(Element boundary records)
— Start —

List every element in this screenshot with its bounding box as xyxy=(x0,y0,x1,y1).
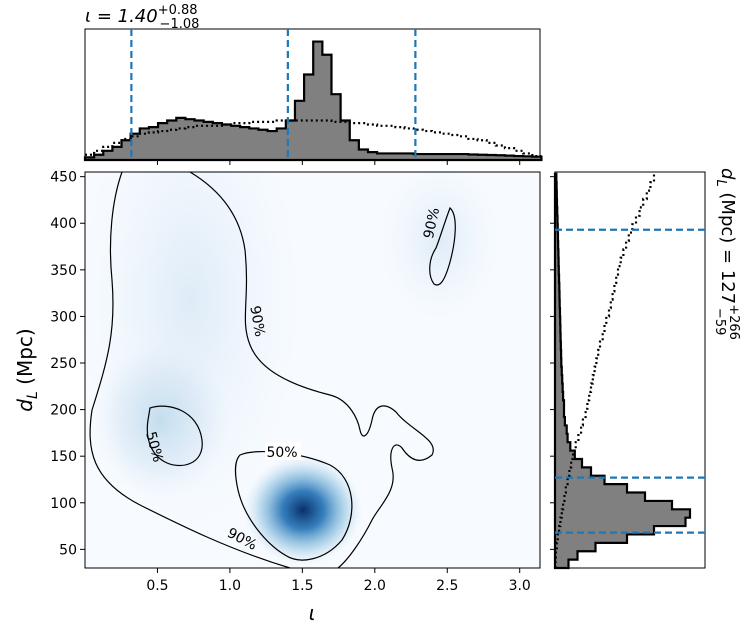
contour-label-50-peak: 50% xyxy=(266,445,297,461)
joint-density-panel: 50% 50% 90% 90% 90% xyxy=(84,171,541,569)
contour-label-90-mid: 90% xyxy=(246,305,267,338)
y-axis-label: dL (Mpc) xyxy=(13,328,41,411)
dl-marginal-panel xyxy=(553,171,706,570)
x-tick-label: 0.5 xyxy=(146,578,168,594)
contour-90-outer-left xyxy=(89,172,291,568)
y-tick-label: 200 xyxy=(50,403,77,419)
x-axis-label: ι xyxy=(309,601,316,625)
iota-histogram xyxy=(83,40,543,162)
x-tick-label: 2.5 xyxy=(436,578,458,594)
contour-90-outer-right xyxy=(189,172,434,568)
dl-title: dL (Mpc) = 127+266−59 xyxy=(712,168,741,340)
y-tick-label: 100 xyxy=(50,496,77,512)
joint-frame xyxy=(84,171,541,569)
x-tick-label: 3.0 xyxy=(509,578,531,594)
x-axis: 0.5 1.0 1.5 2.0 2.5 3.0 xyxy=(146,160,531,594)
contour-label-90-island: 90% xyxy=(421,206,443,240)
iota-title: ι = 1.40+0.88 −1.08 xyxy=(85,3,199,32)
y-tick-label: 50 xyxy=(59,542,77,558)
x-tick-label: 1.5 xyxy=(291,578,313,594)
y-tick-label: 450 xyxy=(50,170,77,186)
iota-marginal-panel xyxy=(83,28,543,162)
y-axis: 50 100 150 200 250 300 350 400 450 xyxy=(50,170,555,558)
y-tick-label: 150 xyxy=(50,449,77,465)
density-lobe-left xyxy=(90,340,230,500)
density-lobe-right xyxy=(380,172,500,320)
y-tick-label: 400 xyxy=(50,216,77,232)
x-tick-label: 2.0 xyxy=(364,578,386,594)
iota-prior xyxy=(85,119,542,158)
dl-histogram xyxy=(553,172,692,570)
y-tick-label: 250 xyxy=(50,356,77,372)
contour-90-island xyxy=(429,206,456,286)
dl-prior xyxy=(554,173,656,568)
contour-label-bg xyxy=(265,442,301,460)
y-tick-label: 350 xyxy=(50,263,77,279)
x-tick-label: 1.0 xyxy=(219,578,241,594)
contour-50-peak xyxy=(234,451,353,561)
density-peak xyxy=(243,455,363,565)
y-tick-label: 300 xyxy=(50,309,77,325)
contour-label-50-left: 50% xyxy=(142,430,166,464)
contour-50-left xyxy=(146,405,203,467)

— End —
— Start —

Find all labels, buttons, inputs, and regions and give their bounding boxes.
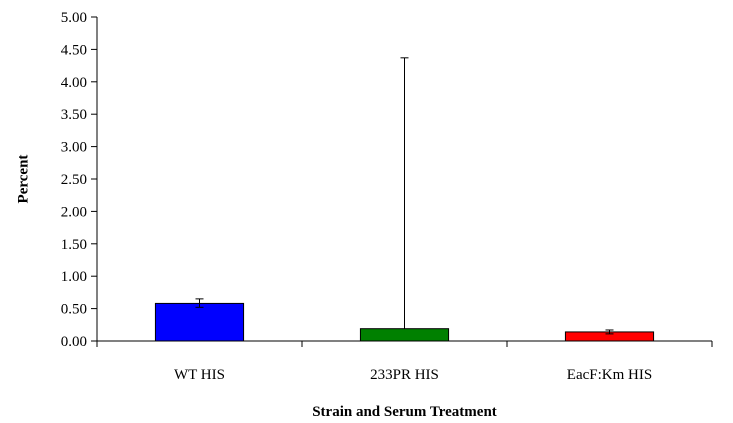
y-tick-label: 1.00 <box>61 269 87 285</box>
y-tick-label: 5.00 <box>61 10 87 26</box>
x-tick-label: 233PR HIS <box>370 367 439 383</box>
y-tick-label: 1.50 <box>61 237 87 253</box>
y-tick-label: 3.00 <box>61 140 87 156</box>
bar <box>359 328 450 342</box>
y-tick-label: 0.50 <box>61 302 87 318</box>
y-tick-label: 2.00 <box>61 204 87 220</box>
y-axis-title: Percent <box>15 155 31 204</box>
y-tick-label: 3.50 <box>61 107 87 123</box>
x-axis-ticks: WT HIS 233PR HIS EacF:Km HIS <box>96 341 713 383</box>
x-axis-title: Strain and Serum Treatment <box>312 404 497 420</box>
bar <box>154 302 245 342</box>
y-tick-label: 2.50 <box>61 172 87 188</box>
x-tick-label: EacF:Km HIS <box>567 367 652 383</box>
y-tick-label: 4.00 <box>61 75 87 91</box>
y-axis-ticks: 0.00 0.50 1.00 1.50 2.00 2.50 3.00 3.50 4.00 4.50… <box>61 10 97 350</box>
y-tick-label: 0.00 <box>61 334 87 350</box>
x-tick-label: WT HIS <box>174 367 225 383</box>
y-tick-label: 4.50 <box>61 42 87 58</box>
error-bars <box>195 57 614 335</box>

— End —

- What you will do -
Copy the lines of the material character for character, starting with the line that contains "contour-label-50-peak: 50% xyxy=(266,445,297,461)" and continuing through the line that contains "x-axis: 0.5 1.0", with both of those lines included.

- Task result -
contour-label-50-peak: 50% xyxy=(266,445,297,461)
joint-density-panel: 50% 50% 90% 90% 90% xyxy=(84,171,541,569)
contour-label-90-mid: 90% xyxy=(246,305,267,338)
y-axis-label: dL (Mpc) xyxy=(13,328,41,411)
dl-marginal-panel xyxy=(553,171,706,570)
x-tick-label: 0.5 xyxy=(146,578,168,594)
contour-90-outer-left xyxy=(89,172,291,568)
y-tick-label: 200 xyxy=(50,403,77,419)
x-axis-label: ι xyxy=(309,601,316,625)
iota-histogram xyxy=(83,40,543,162)
x-tick-label: 2.5 xyxy=(436,578,458,594)
contour-90-outer-right xyxy=(189,172,434,568)
dl-title: dL (Mpc) = 127+266−59 xyxy=(712,168,741,340)
y-tick-label: 100 xyxy=(50,496,77,512)
joint-frame xyxy=(84,171,541,569)
x-tick-label: 3.0 xyxy=(509,578,531,594)
x-axis: 0.5 1.0 1.5 2.0 2.5 3.0 xyxy=(146,160,531,594)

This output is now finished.